:: Supplied data
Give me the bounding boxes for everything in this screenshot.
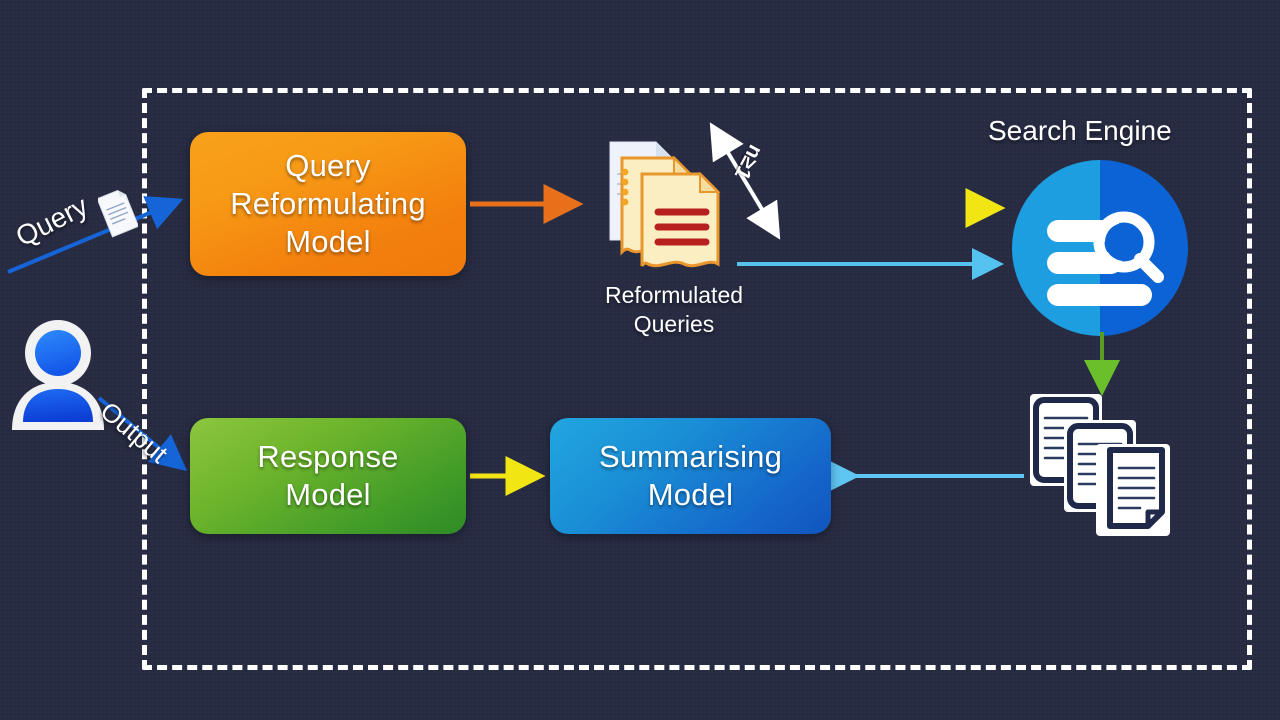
node-summarising-model[interactable]: Summarising Model [550, 418, 831, 534]
node-label-line2: Reformulating [230, 185, 426, 223]
reformulated-queries-label-line1: Reformulated [594, 281, 754, 310]
retrieved-documents-icon [1026, 392, 1174, 538]
edge-queries-to-search-bottom-arrow [736, 252, 1022, 276]
node-response-model[interactable]: Response Model [190, 418, 466, 534]
search-engine-icon[interactable] [1012, 160, 1188, 336]
edge-reformulate-to-queries-arrow [468, 192, 593, 216]
node-label-line2: Model [599, 476, 782, 514]
edge-summarising-to-response-arrow [468, 464, 560, 488]
node-label-line1: Response [257, 438, 398, 476]
node-label-line3: Model [230, 223, 426, 261]
node-query-reformulating-model[interactable]: Query Reformulating Model [190, 132, 466, 276]
search-engine-label: Search Engine [988, 115, 1172, 147]
reformulated-queries-label-line2: Queries [594, 310, 754, 339]
reformulated-queries-label: Reformulated Queries [594, 281, 754, 340]
edge-queries-to-search-top-arrow [736, 196, 1022, 220]
node-label-line2: Model [257, 476, 398, 514]
query-document-icon [98, 188, 138, 238]
edge-documents-to-summarising-arrow [832, 464, 1030, 488]
node-label-line1: Summarising [599, 438, 782, 476]
diagram-canvas: Query Output Query Reformulating Model [0, 0, 1280, 720]
node-label-line1: Query [230, 147, 426, 185]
::::
● Problem to solve
Reproduce every line above word for word, leaving out the picture.

● Output for this task
Give me the bounding boxes for everything in this screenshot.
node-summarising-model[interactable]: Summarising Model [550, 418, 831, 534]
node-label-line2: Reformulating [230, 185, 426, 223]
reformulated-queries-label-line1: Reformulated [594, 281, 754, 310]
retrieved-documents-icon [1026, 392, 1174, 538]
edge-queries-to-search-bottom-arrow [736, 252, 1022, 276]
node-response-model[interactable]: Response Model [190, 418, 466, 534]
search-engine-icon[interactable] [1012, 160, 1188, 336]
edge-reformulate-to-queries-arrow [468, 192, 593, 216]
node-label-line2: Model [599, 476, 782, 514]
edge-summarising-to-response-arrow [468, 464, 560, 488]
node-label-line1: Response [257, 438, 398, 476]
node-label-line3: Model [230, 223, 426, 261]
node-query-reformulating-model[interactable]: Query Reformulating Model [190, 132, 466, 276]
search-engine-label: Search Engine [988, 115, 1172, 147]
reformulated-queries-label-line2: Queries [594, 310, 754, 339]
reformulated-queries-label: Reformulated Queries [594, 281, 754, 340]
edge-queries-to-search-top-arrow [736, 196, 1022, 220]
node-label-line2: Model [257, 476, 398, 514]
query-document-icon [98, 188, 138, 238]
edge-documents-to-summarising-arrow [832, 464, 1030, 488]
node-label-line1: Summarising [599, 438, 782, 476]
diagram-canvas: Query Output Query Reformulating Model [0, 0, 1280, 720]
node-label-line1: Query [230, 147, 426, 185]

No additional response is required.